-- start of TEXT PASSAGE --

Hey! Wise up, Feeding The Beast in travel is not such a bad thing

NB: This is a guest article by Sean Millar, CEO of NYC.com.

Anyone reading Andrey Spektor’s article on hotel affiliate programs could be forgiven for wondering why any established travel brand would ever work with an online travel agency.

He collectively refers to these companies - Priceline, Expedia et al – as “The Beast”.

The piece lists a string of reasons and evidence, focused on commission margins, as to why you would steer clear of working with these companies if you were anything other than a start-up.

There are certainly some valid points here about the importance of keeping an eye on your commission levels and being aware how they are affecting your organization and revenue model.

However, the article does not acknowledge that the term “affiliate” can also describe a relationship that I prefer to call “partnership”.

Starter

Through working closely with The Beast using white label solutions, which provide the tools, content and platform to create new travel offerings, it is possible to add significant value to an online travel brand’s site.

This can ultimately lead to a better conversion rate and a higher profit margin. In short, Spektor creates a false choice where one’s only avenues are to work with The Beast as a low margin, “cookie cutter” affiliate or to avoid them entirely.

This is a misguided and uninformed approach to what represents a significant opportunity to grow one’s business.

As the CEO of an established online travel company, which has been working with a leading OTA for over ten years, I’d like to shed some light on why an online travel brand would chose to work with an affiliate or private-label partner model.

-- end of TEXT PASSAGE --
-- start of DATASET CONTENT --

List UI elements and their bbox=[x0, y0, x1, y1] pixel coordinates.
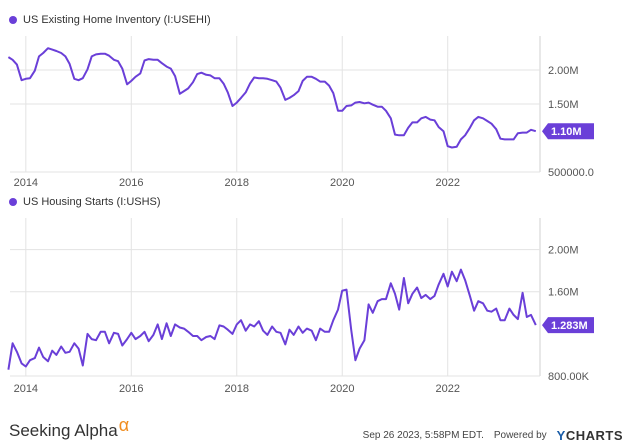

-- end of DATASET CONTENT --

◆ **GIVEN TASK A**: In the article on working with online travel agencies, how long has the author's company been working with a leading OTA?
◆ **GIVEN TASK B**: Continue the article on working with online travel agencies from the point where it ends.

◆ **EXERCISE RESPONSE A**: For over ten years.

◆ **EXERCISE RESPONSE B**:
To give some background, NYC.com has worked with Hotels.com and the Expedia Affiliate Network (EAN) for over ten years, and there is no question that having access to their inventory and technology has helped immeasurably in growing our site to where we are today.

NYC.com receives over eight million annual visitors, has eight figure annual revenue for travel-related services, and is the leading New York City travel site.

EAN understands something fundamental that many hotel brands fail to grasp. Our site visitors are OUR customers. Our brand and reputation are what is at stake.

As such they give us a platform that allows us to control the customer experience from end to end. Critically this platform also offers the technology we need to offer visitors near instant access to information, rates and inventory for over 500 hotels in the New York area.

This allows us to fulfill our mission to offer the most competitive pricing and deals on the market. Further, as one would expect of a true partner, we also have access to significant human resources in the form of dedicated account managers and access to some of the most talented minds in the travel space.

The Beast turns out to be comprised of individuals who are not, as Spektor seems to imply, engaged in some nefarious plot at world hotel domination, but travel professionals dedicated to ensuring we all deliver a compelling travel product to our customers.

Main course

In that light, NYC.com’s business is knowing what our customers want to see and experience when they visit New York. We would much rather focus on creating a compelling and exciting user experience for these customers than draining significant resources sourcing and maintaining inventory from numerous hoteliers.

With advanced tools, content and platform provided by a third party, we can focus on the more exciting areas of marketing, content creation, and all the little things that ensure our customers are happy with their user experience.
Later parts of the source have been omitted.